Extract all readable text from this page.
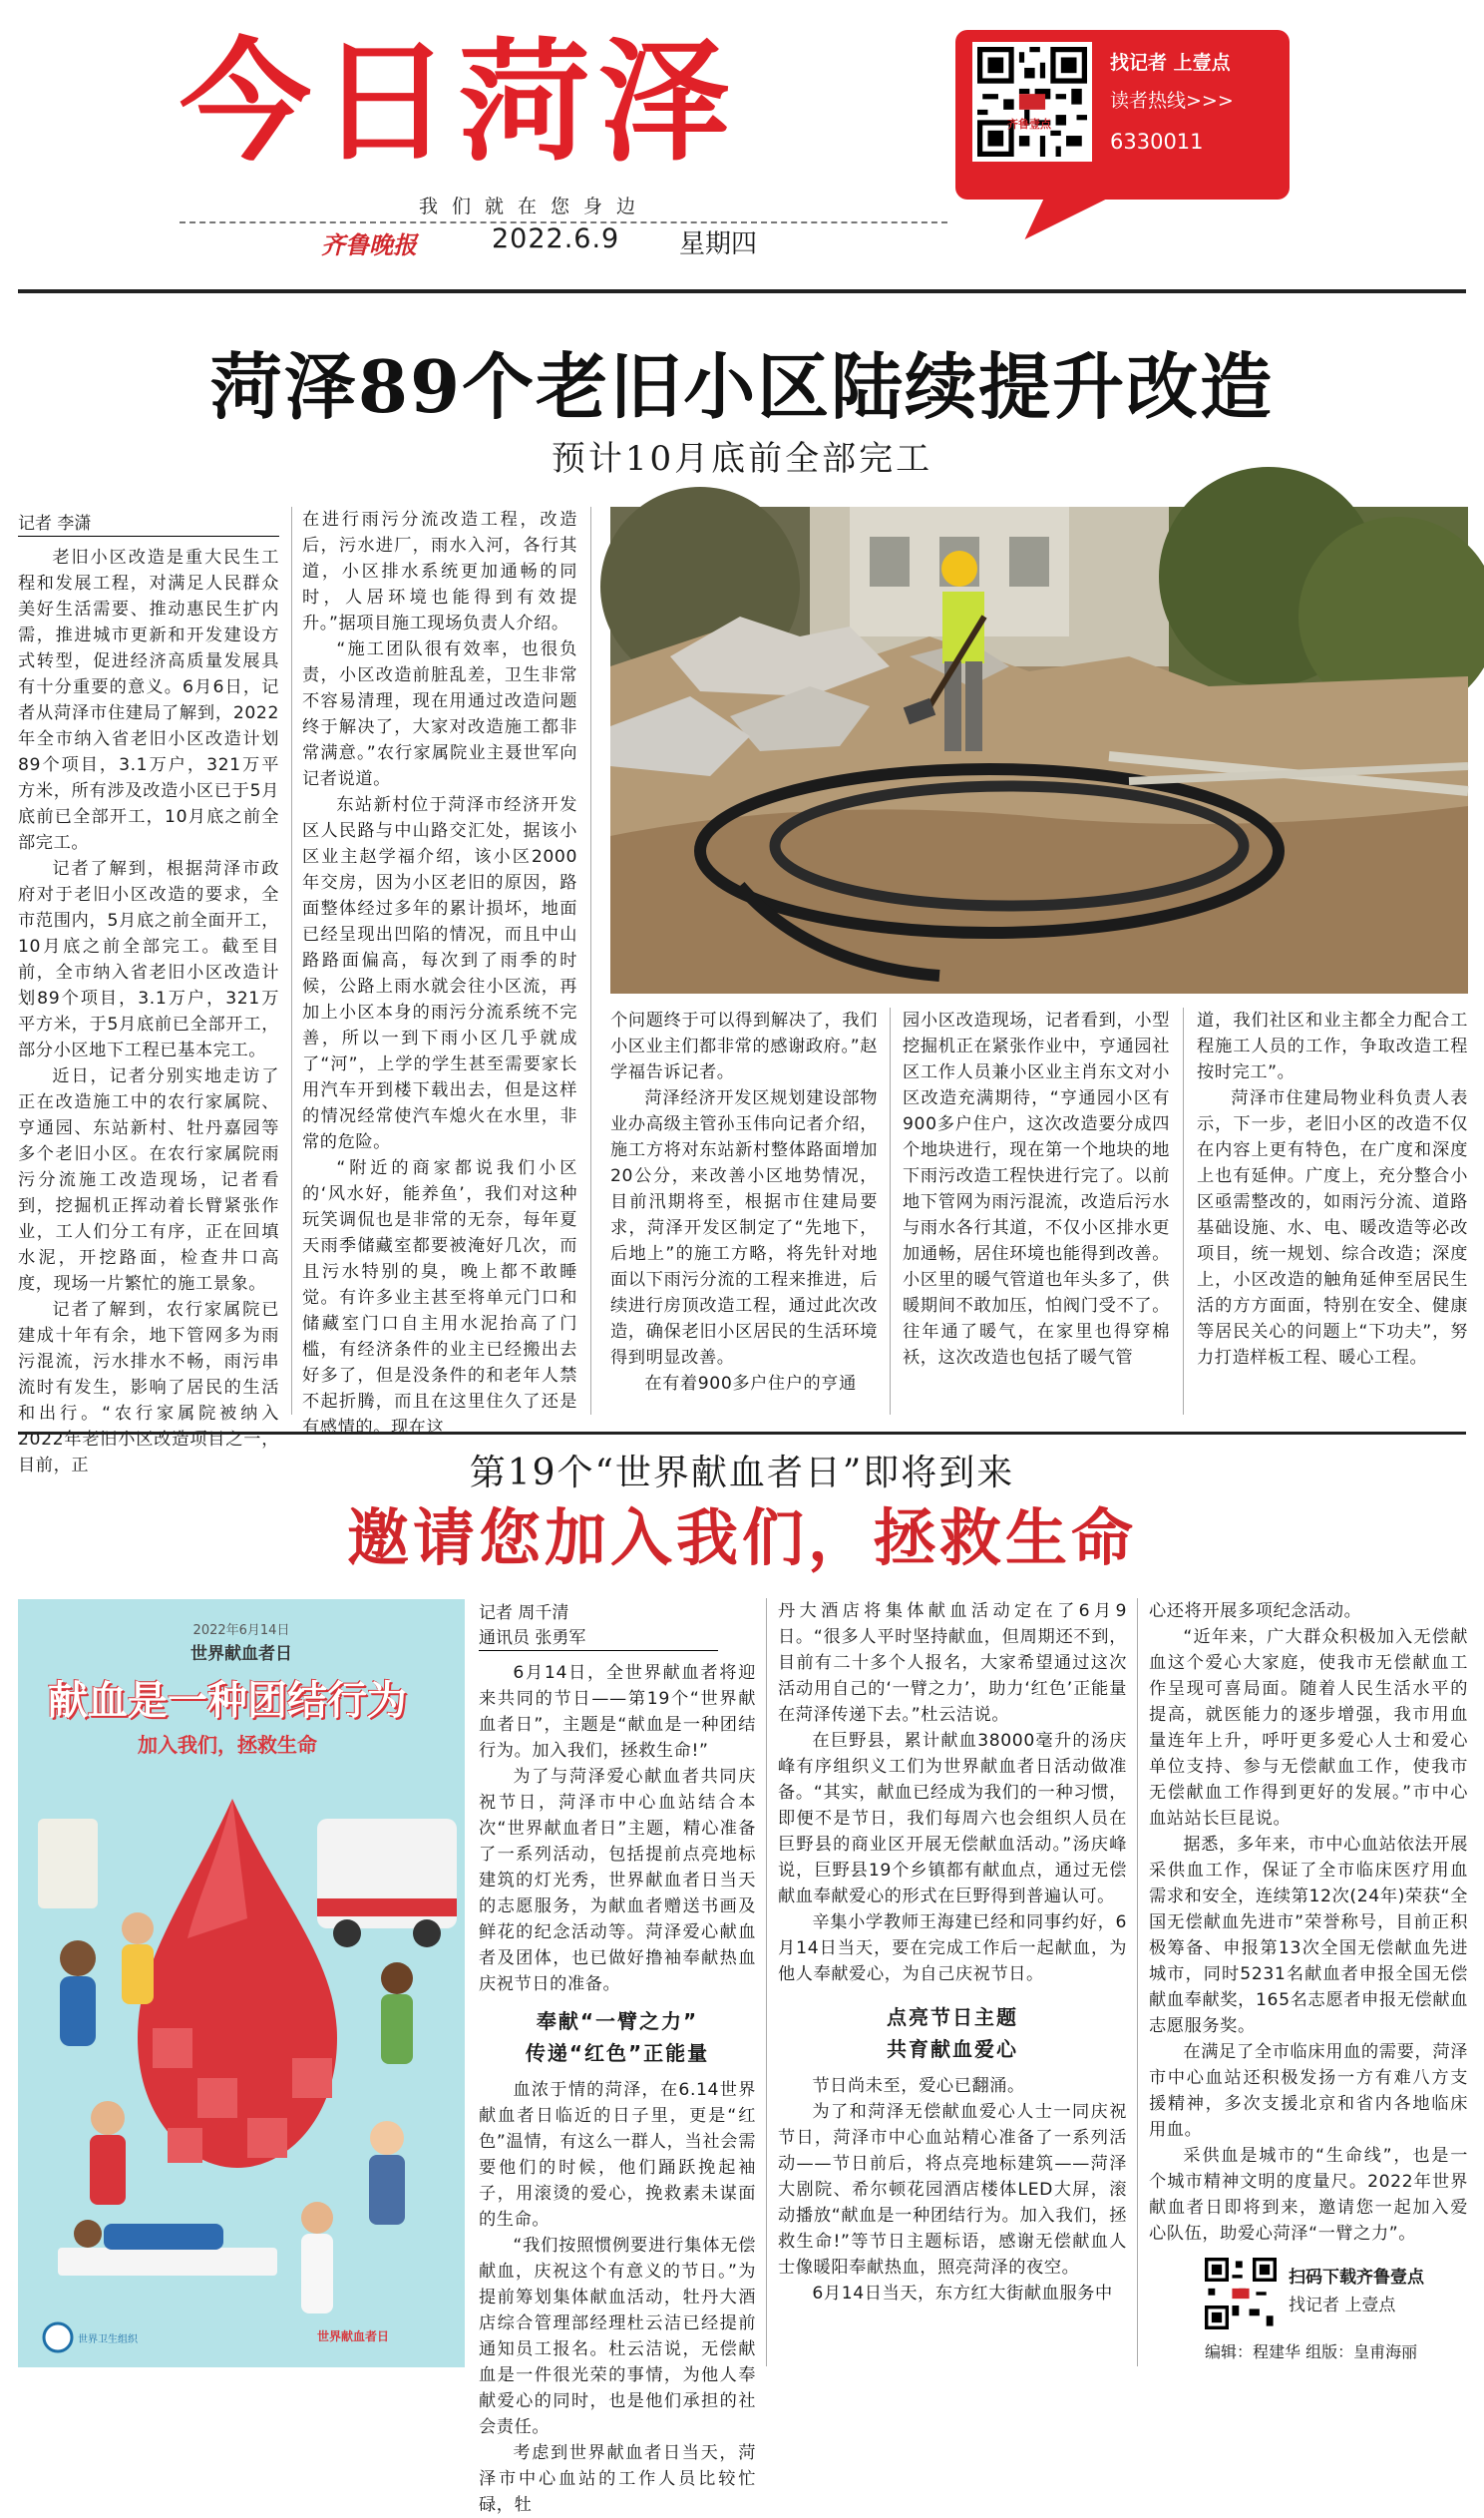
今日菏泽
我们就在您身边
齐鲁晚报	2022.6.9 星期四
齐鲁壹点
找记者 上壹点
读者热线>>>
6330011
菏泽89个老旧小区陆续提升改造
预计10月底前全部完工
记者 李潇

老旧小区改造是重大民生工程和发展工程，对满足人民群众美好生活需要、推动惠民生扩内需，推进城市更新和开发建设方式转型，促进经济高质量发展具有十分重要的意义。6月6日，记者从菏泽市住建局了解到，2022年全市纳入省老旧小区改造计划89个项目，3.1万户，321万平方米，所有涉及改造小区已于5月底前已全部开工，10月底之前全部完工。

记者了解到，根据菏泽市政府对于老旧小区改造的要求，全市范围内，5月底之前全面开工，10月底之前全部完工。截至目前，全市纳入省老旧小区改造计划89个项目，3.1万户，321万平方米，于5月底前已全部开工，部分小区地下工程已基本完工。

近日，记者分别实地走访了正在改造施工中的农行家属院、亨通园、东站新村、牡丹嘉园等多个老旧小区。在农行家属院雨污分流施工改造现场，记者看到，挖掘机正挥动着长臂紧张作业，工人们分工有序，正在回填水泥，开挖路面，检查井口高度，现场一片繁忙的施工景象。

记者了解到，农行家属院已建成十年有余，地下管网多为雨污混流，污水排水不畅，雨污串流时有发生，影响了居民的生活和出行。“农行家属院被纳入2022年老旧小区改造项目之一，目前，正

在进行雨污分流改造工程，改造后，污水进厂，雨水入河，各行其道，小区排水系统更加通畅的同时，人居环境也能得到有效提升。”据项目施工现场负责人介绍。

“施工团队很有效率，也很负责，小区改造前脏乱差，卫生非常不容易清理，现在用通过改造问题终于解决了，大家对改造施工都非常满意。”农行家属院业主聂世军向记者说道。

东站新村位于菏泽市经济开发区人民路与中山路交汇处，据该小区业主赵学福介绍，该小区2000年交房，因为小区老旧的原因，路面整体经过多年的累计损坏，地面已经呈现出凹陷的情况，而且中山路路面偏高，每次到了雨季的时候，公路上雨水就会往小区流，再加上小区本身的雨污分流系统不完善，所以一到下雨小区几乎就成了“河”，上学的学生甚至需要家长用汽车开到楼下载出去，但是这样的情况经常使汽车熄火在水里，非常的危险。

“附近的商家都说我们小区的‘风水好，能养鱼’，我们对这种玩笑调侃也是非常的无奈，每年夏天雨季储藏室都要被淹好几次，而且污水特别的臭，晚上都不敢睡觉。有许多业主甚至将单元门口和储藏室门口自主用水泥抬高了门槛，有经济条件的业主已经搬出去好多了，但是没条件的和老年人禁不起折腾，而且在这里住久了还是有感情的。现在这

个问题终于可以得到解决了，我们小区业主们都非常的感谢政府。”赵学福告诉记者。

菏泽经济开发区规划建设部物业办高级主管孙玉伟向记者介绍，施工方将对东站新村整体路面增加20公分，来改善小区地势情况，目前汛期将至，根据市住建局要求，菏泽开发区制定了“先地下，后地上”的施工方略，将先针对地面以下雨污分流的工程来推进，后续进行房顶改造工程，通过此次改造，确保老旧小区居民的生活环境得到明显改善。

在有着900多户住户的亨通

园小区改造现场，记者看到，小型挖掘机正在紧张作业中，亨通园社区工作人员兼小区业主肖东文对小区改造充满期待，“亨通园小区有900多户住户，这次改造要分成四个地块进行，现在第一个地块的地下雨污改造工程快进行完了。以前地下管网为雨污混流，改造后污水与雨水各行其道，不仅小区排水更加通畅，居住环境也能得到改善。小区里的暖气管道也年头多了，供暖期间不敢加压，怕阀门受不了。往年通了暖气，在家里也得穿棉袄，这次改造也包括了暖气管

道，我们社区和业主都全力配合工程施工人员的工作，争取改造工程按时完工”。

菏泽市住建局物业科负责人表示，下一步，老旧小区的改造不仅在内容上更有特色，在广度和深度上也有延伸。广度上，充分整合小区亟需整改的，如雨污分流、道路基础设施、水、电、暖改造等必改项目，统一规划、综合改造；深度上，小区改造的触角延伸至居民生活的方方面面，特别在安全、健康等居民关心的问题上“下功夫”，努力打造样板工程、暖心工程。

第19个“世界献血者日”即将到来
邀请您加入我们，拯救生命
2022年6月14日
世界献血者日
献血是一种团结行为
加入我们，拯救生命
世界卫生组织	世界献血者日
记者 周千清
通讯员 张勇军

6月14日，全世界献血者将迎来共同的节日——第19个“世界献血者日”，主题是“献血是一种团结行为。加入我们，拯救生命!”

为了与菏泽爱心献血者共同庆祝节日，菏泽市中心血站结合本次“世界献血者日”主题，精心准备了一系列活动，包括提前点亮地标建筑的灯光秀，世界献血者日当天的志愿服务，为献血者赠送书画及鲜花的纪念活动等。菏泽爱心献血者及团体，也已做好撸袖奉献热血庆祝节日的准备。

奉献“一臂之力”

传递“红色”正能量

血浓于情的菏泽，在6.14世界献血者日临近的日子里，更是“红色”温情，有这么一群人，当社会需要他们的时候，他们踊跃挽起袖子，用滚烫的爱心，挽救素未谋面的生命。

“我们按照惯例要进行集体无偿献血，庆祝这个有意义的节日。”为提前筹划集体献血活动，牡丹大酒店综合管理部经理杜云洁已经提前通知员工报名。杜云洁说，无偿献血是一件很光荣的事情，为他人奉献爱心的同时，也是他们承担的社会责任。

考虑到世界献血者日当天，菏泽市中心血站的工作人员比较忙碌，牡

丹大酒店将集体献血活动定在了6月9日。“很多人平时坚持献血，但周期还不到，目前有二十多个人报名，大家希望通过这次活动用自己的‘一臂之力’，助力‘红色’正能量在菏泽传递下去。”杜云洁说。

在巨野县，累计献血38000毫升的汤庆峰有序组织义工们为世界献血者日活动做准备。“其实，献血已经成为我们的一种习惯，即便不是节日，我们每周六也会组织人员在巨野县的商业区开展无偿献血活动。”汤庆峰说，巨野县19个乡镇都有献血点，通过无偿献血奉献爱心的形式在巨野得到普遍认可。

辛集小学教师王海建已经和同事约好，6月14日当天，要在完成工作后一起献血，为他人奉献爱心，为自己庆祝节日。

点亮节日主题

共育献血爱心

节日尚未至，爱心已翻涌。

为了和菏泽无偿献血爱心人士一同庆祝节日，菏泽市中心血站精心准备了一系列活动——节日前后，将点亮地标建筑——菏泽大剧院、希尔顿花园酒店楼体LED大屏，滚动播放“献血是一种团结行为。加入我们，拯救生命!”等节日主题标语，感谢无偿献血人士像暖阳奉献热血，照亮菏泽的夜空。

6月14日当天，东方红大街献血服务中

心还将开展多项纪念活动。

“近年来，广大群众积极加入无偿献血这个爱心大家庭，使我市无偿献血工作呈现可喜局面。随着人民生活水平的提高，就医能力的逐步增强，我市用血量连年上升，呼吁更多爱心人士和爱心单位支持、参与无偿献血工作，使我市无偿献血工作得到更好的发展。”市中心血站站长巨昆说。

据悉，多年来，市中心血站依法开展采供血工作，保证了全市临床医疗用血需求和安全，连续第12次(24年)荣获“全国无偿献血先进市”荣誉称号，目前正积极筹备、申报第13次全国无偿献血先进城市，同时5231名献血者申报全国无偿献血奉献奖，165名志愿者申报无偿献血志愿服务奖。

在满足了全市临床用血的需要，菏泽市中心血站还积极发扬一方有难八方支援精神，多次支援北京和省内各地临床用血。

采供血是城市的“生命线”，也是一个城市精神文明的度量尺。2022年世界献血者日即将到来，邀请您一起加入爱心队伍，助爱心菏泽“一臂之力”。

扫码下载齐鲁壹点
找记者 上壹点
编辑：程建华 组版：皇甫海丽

━━━━━━━━━━

What to work on: Leave the images out and output the remaining material exactly as it stands.

Reply:
Extract all readable text from this page.
今日菏泽
我们就在您身边
齐鲁晚报	2022.6.9 星期四
齐鲁壹点
找记者 上壹点
读者热线>>>
6330011
菏泽89个老旧小区陆续提升改造
预计10月底前全部完工
记者 李潇

老旧小区改造是重大民生工程和发展工程，对满足人民群众美好生活需要、推动惠民生扩内需，推进城市更新和开发建设方式转型，促进经济高质量发展具有十分重要的意义。6月6日，记者从菏泽市住建局了解到，2022年全市纳入省老旧小区改造计划89个项目，3.1万户，321万平方米，所有涉及改造小区已于5月底前已全部开工，10月底之前全部完工。

记者了解到，根据菏泽市政府对于老旧小区改造的要求，全市范围内，5月底之前全面开工，10月底之前全部完工。截至目前，全市纳入省老旧小区改造计划89个项目，3.1万户，321万平方米，于5月底前已全部开工，部分小区地下工程已基本完工。

近日，记者分别实地走访了正在改造施工中的农行家属院、亨通园、东站新村、牡丹嘉园等多个老旧小区。在农行家属院雨污分流施工改造现场，记者看到，挖掘机正挥动着长臂紧张作业，工人们分工有序，正在回填水泥，开挖路面，检查井口高度，现场一片繁忙的施工景象。

记者了解到，农行家属院已建成十年有余，地下管网多为雨污混流，污水排水不畅，雨污串流时有发生，影响了居民的生活和出行。“农行家属院被纳入2022年老旧小区改造项目之一，目前，正

在进行雨污分流改造工程，改造后，污水进厂，雨水入河，各行其道，小区排水系统更加通畅的同时，人居环境也能得到有效提升。”据项目施工现场负责人介绍。

“施工团队很有效率，也很负责，小区改造前脏乱差，卫生非常不容易清理，现在用通过改造问题终于解决了，大家对改造施工都非常满意。”农行家属院业主聂世军向记者说道。

东站新村位于菏泽市经济开发区人民路与中山路交汇处，据该小区业主赵学福介绍，该小区2000年交房，因为小区老旧的原因，路面整体经过多年的累计损坏，地面已经呈现出凹陷的情况，而且中山路路面偏高，每次到了雨季的时候，公路上雨水就会往小区流，再加上小区本身的雨污分流系统不完善，所以一到下雨小区几乎就成了“河”，上学的学生甚至需要家长用汽车开到楼下载出去，但是这样的情况经常使汽车熄火在水里，非常的危险。

“附近的商家都说我们小区的‘风水好，能养鱼’，我们对这种玩笑调侃也是非常的无奈，每年夏天雨季储藏室都要被淹好几次，而且污水特别的臭，晚上都不敢睡觉。有许多业主甚至将单元门口和储藏室门口自主用水泥抬高了门槛，有经济条件的业主已经搬出去好多了，但是没条件的和老年人禁不起折腾，而且在这里住久了还是有感情的。现在这

个问题终于可以得到解决了，我们小区业主们都非常的感谢政府。”赵学福告诉记者。

菏泽经济开发区规划建设部物业办高级主管孙玉伟向记者介绍，施工方将对东站新村整体路面增加20公分，来改善小区地势情况，目前汛期将至，根据市住建局要求，菏泽开发区制定了“先地下，后地上”的施工方略，将先针对地面以下雨污分流的工程来推进，后续进行房顶改造工程，通过此次改造，确保老旧小区居民的生活环境得到明显改善。

在有着900多户住户的亨通

园小区改造现场，记者看到，小型挖掘机正在紧张作业中，亨通园社区工作人员兼小区业主肖东文对小区改造充满期待，“亨通园小区有900多户住户，这次改造要分成四个地块进行，现在第一个地块的地下雨污改造工程快进行完了。以前地下管网为雨污混流，改造后污水与雨水各行其道，不仅小区排水更加通畅，居住环境也能得到改善。小区里的暖气管道也年头多了，供暖期间不敢加压，怕阀门受不了。往年通了暖气，在家里也得穿棉袄，这次改造也包括了暖气管

道，我们社区和业主都全力配合工程施工人员的工作，争取改造工程按时完工”。

菏泽市住建局物业科负责人表示，下一步，老旧小区的改造不仅在内容上更有特色，在广度和深度上也有延伸。广度上，充分整合小区亟需整改的，如雨污分流、道路基础设施、水、电、暖改造等必改项目，统一规划、综合改造；深度上，小区改造的触角延伸至居民生活的方方面面，特别在安全、健康等居民关心的问题上“下功夫”，努力打造样板工程、暖心工程。

第19个“世界献血者日”即将到来
邀请您加入我们，拯救生命
2022年6月14日
世界献血者日
献血是一种团结行为
加入我们，拯救生命
世界卫生组织	世界献血者日
记者 周千清
通讯员 张勇军

6月14日，全世界献血者将迎来共同的节日——第19个“世界献血者日”，主题是“献血是一种团结行为。加入我们，拯救生命!”

为了与菏泽爱心献血者共同庆祝节日，菏泽市中心血站结合本次“世界献血者日”主题，精心准备了一系列活动，包括提前点亮地标建筑的灯光秀，世界献血者日当天的志愿服务，为献血者赠送书画及鲜花的纪念活动等。菏泽爱心献血者及团体，也已做好撸袖奉献热血庆祝节日的准备。

奉献“一臂之力”

传递“红色”正能量

血浓于情的菏泽，在6.14世界献血者日临近的日子里，更是“红色”温情，有这么一群人，当社会需要他们的时候，他们踊跃挽起袖子，用滚烫的爱心，挽救素未谋面的生命。

“我们按照惯例要进行集体无偿献血，庆祝这个有意义的节日。”为提前筹划集体献血活动，牡丹大酒店综合管理部经理杜云洁已经提前通知员工报名。杜云洁说，无偿献血是一件很光荣的事情，为他人奉献爱心的同时，也是他们承担的社会责任。

考虑到世界献血者日当天，菏泽市中心血站的工作人员比较忙碌，牡

丹大酒店将集体献血活动定在了6月9日。“很多人平时坚持献血，但周期还不到，目前有二十多个人报名，大家希望通过这次活动用自己的‘一臂之力’，助力‘红色’正能量在菏泽传递下去。”杜云洁说。

在巨野县，累计献血38000毫升的汤庆峰有序组织义工们为世界献血者日活动做准备。“其实，献血已经成为我们的一种习惯，即便不是节日，我们每周六也会组织人员在巨野县的商业区开展无偿献血活动。”汤庆峰说，巨野县19个乡镇都有献血点，通过无偿献血奉献爱心的形式在巨野得到普遍认可。

辛集小学教师王海建已经和同事约好，6月14日当天，要在完成工作后一起献血，为他人奉献爱心，为自己庆祝节日。

点亮节日主题

共育献血爱心

节日尚未至，爱心已翻涌。

为了和菏泽无偿献血爱心人士一同庆祝节日，菏泽市中心血站精心准备了一系列活动——节日前后，将点亮地标建筑——菏泽大剧院、希尔顿花园酒店楼体LED大屏，滚动播放“献血是一种团结行为。加入我们，拯救生命!”等节日主题标语，感谢无偿献血人士像暖阳奉献热血，照亮菏泽的夜空。

6月14日当天，东方红大街献血服务中

心还将开展多项纪念活动。

“近年来，广大群众积极加入无偿献血这个爱心大家庭，使我市无偿献血工作呈现可喜局面。随着人民生活水平的提高，就医能力的逐步增强，我市用血量连年上升，呼吁更多爱心人士和爱心单位支持、参与无偿献血工作，使我市无偿献血工作得到更好的发展。”市中心血站站长巨昆说。

据悉，多年来，市中心血站依法开展采供血工作，保证了全市临床医疗用血需求和安全，连续第12次(24年)荣获“全国无偿献血先进市”荣誉称号，目前正积极筹备、申报第13次全国无偿献血先进城市，同时5231名献血者申报全国无偿献血奉献奖，165名志愿者申报无偿献血志愿服务奖。

在满足了全市临床用血的需要，菏泽市中心血站还积极发扬一方有难八方支援精神，多次支援北京和省内各地临床用血。

采供血是城市的“生命线”，也是一个城市精神文明的度量尺。2022年世界献血者日即将到来，邀请您一起加入爱心队伍，助爱心菏泽“一臂之力”。

扫码下载齐鲁壹点
找记者 上壹点
编辑：程建华 组版：皇甫海丽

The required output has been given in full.